What the task requires: Retype the material that follows, keeping every word as it is.

Stored data:
_ _ _ _
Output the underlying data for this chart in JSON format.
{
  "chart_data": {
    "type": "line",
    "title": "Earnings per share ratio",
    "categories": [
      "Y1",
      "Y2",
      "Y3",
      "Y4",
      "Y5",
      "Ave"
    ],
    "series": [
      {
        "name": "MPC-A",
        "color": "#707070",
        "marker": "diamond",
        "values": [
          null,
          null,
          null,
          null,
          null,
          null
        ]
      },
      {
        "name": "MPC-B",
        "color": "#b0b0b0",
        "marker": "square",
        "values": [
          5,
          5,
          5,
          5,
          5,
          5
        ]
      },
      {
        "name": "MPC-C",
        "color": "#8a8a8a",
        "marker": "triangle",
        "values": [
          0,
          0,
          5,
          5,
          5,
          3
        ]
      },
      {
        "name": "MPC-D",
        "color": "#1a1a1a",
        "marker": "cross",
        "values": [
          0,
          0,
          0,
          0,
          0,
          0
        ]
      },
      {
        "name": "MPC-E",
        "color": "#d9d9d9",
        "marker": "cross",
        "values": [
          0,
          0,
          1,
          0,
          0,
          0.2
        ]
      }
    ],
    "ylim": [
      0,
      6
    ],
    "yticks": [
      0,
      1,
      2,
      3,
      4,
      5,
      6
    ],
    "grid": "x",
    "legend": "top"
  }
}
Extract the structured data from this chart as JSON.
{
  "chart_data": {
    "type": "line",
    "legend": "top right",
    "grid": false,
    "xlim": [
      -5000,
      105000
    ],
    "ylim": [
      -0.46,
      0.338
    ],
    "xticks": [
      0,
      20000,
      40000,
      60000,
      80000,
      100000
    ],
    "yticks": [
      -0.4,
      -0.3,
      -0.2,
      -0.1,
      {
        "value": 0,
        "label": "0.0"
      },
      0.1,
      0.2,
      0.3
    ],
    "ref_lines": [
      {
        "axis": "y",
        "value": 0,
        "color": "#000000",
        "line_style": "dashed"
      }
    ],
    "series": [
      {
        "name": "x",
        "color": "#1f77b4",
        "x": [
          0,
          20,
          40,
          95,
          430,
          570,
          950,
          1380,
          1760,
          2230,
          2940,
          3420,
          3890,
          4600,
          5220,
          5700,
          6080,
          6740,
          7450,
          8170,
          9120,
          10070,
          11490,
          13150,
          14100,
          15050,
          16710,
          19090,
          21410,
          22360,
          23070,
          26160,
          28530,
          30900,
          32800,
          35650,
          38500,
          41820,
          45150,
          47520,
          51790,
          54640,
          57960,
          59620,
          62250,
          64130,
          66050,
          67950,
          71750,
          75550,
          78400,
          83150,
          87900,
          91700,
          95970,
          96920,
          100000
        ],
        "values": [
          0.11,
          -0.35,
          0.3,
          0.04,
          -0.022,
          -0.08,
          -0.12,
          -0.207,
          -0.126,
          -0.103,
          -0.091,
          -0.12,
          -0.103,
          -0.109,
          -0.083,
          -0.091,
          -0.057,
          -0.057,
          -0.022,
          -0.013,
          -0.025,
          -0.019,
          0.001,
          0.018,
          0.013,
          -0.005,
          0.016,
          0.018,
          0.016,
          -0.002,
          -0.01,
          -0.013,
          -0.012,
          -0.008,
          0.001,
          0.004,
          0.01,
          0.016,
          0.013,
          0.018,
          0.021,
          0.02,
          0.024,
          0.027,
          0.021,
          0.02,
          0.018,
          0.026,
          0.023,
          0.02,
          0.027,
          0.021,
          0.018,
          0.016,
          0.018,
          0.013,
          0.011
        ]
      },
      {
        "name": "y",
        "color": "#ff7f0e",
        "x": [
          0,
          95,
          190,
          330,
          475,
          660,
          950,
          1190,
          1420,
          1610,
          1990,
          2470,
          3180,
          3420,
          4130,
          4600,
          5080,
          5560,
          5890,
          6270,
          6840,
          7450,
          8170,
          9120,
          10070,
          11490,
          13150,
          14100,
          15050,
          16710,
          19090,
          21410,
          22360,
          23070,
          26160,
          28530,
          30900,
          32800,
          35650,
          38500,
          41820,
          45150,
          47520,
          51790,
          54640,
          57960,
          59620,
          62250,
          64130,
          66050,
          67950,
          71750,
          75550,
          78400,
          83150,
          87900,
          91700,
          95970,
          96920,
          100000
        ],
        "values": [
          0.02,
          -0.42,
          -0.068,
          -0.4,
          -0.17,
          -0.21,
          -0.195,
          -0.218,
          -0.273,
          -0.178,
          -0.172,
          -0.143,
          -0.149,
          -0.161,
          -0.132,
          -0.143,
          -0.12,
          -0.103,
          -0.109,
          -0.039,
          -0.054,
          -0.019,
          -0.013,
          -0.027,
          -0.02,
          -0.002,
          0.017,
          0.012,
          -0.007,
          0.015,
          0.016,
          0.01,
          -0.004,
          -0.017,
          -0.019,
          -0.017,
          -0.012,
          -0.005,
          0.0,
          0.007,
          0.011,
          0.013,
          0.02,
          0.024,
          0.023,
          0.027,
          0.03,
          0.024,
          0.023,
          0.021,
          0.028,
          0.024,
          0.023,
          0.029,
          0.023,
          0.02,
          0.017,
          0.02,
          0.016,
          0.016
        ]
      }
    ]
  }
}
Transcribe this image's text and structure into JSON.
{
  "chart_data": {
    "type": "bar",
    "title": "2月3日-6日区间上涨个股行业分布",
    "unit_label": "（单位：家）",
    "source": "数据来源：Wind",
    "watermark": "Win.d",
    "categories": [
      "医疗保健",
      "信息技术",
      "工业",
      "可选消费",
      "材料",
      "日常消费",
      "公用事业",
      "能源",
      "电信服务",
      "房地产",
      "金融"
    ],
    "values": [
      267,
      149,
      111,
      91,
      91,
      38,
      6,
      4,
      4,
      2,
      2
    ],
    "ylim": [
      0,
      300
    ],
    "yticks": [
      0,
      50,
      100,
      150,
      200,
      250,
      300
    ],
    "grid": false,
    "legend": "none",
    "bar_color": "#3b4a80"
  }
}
_ _ _ _
Written response:
Output the underlying data for this chart in JSON format.
{
  "chart_data": {
    "type": "line",
    "title": "Earnings per share ratio",
    "categories": [
      "Y1",
      "Y2",
      "Y3",
      "Y4",
      "Y5",
      "Ave"
    ],
    "series": [
      {
        "name": "MPC-A",
        "color": "#707070",
        "marker": "diamond",
        "values": [
          null,
          null,
          null,
          null,
          null,
          null
        ]
      },
      {
        "name": "MPC-B",
        "color": "#b0b0b0",
        "marker": "square",
        "values": [
          5,
          5,
          5,
          5,
          5,
          5
        ]
      },
      {
        "name": "MPC-C",
        "color": "#8a8a8a",
        "marker": "triangle",
        "values": [
          0,
          0,
          5,
          5,
          5,
          3
        ]
      },
      {
        "name": "MPC-D",
        "color": "#1a1a1a",
        "marker": "cross",
        "values": [
          0,
          0,
          0,
          0,
          0,
          0
        ]
      },
      {
        "name": "MPC-E",
        "color": "#d9d9d9",
        "marker": "cross",
        "values": [
          0,
          0,
          1,
          0,
          0,
          0.2
        ]
      }
    ],
    "ylim": [
      0,
      6
    ],
    "yticks": [
      0,
      1,
      2,
      3,
      4,
      5,
      6
    ],
    "grid": "x",
    "legend": "top"
  }
}
Extract the structured data from this chart as JSON.
{
  "chart_data": {
    "type": "line",
    "legend": "top right",
    "grid": false,
    "xlim": [
      -5000,
      105000
    ],
    "ylim": [
      -0.46,
      0.338
    ],
    "xticks": [
      0,
      20000,
      40000,
      60000,
      80000,
      100000
    ],
    "yticks": [
      -0.4,
      -0.3,
      -0.2,
      -0.1,
      {
        "value": 0,
        "label": "0.0"
      },
      0.1,
      0.2,
      0.3
    ],
    "ref_lines": [
      {
        "axis": "y",
        "value": 0,
        "color": "#000000",
        "line_style": "dashed"
      }
    ],
    "series": [
      {
        "name": "x",
        "color": "#1f77b4",
        "x": [
          0,
          20,
          40,
          95,
          430,
          570,
          950,
          1380,
          1760,
          2230,
          2940,
          3420,
          3890,
          4600,
          5220,
          5700,
          6080,
          6740,
          7450,
          8170,
          9120,
          10070,
          11490,
          13150,
          14100,
          15050,
          16710,
          19090,
          21410,
          22360,
          23070,
          26160,
          28530,
          30900,
          32800,
          35650,
          38500,
          41820,
          45150,
          47520,
          51790,
          54640,
          57960,
          59620,
          62250,
          64130,
          66050,
          67950,
          71750,
          75550,
          78400,
          83150,
          87900,
          91700,
          95970,
          96920,
          100000
        ],
        "values": [
          0.11,
          -0.35,
          0.3,
          0.04,
          -0.022,
          -0.08,
          -0.12,
          -0.207,
          -0.126,
          -0.103,
          -0.091,
          -0.12,
          -0.103,
          -0.109,
          -0.083,
          -0.091,
          -0.057,
          -0.057,
          -0.022,
          -0.013,
          -0.025,
          -0.019,
          0.001,
          0.018,
          0.013,
          -0.005,
          0.016,
          0.018,
          0.016,
          -0.002,
          -0.01,
          -0.013,
          -0.012,
          -0.008,
          0.001,
          0.004,
          0.01,
          0.016,
          0.013,
          0.018,
          0.021,
          0.02,
          0.024,
          0.027,
          0.021,
          0.02,
          0.018,
          0.026,
          0.023,
          0.02,
          0.027,
          0.021,
          0.018,
          0.016,
          0.018,
          0.013,
          0.011
        ]
      },
      {
        "name": "y",
        "color": "#ff7f0e",
        "x": [
          0,
          95,
          190,
          330,
          475,
          660,
          950,
          1190,
          1420,
          1610,
          1990,
          2470,
          3180,
          3420,
          4130,
          4600,
          5080,
          5560,
          5890,
          6270,
          6840,
          7450,
          8170,
          9120,
          10070,
          11490,
          13150,
          14100,
          15050,
          16710,
          19090,
          21410,
          22360,
          23070,
          26160,
          28530,
          30900,
          32800,
          35650,
          38500,
          41820,
          45150,
          47520,
          51790,
          54640,
          57960,
          59620,
          62250,
          64130,
          66050,
          67950,
          71750,
          75550,
          78400,
          83150,
          87900,
          91700,
          95970,
          96920,
          100000
        ],
        "values": [
          0.02,
          -0.42,
          -0.068,
          -0.4,
          -0.17,
          -0.21,
          -0.195,
          -0.218,
          -0.273,
          -0.178,
          -0.172,
          -0.143,
          -0.149,
          -0.161,
          -0.132,
          -0.143,
          -0.12,
          -0.103,
          -0.109,
          -0.039,
          -0.054,
          -0.019,
          -0.013,
          -0.027,
          -0.02,
          -0.002,
          0.017,
          0.012,
          -0.007,
          0.015,
          0.016,
          0.01,
          -0.004,
          -0.017,
          -0.019,
          -0.017,
          -0.012,
          -0.005,
          0.0,
          0.007,
          0.011,
          0.013,
          0.02,
          0.024,
          0.023,
          0.027,
          0.03,
          0.024,
          0.023,
          0.021,
          0.028,
          0.024,
          0.023,
          0.029,
          0.023,
          0.02,
          0.017,
          0.02,
          0.016,
          0.016
        ]
      }
    ]
  }
}
Transcribe this image's text and structure into JSON.
{
  "chart_data": {
    "type": "bar",
    "title": "2月3日-6日区间上涨个股行业分布",
    "unit_label": "（单位：家）",
    "source": "数据来源：Wind",
    "watermark": "Win.d",
    "categories": [
      "医疗保健",
      "信息技术",
      "工业",
      "可选消费",
      "材料",
      "日常消费",
      "公用事业",
      "能源",
      "电信服务",
      "房地产",
      "金融"
    ],
    "values": [
      267,
      149,
      111,
      91,
      91,
      38,
      6,
      4,
      4,
      2,
      2
    ],
    "ylim": [
      0,
      300
    ],
    "yticks": [
      0,
      50,
      100,
      150,
      200,
      250,
      300
    ],
    "grid": false,
    "legend": "none",
    "bar_color": "#3b4a80"
  }
}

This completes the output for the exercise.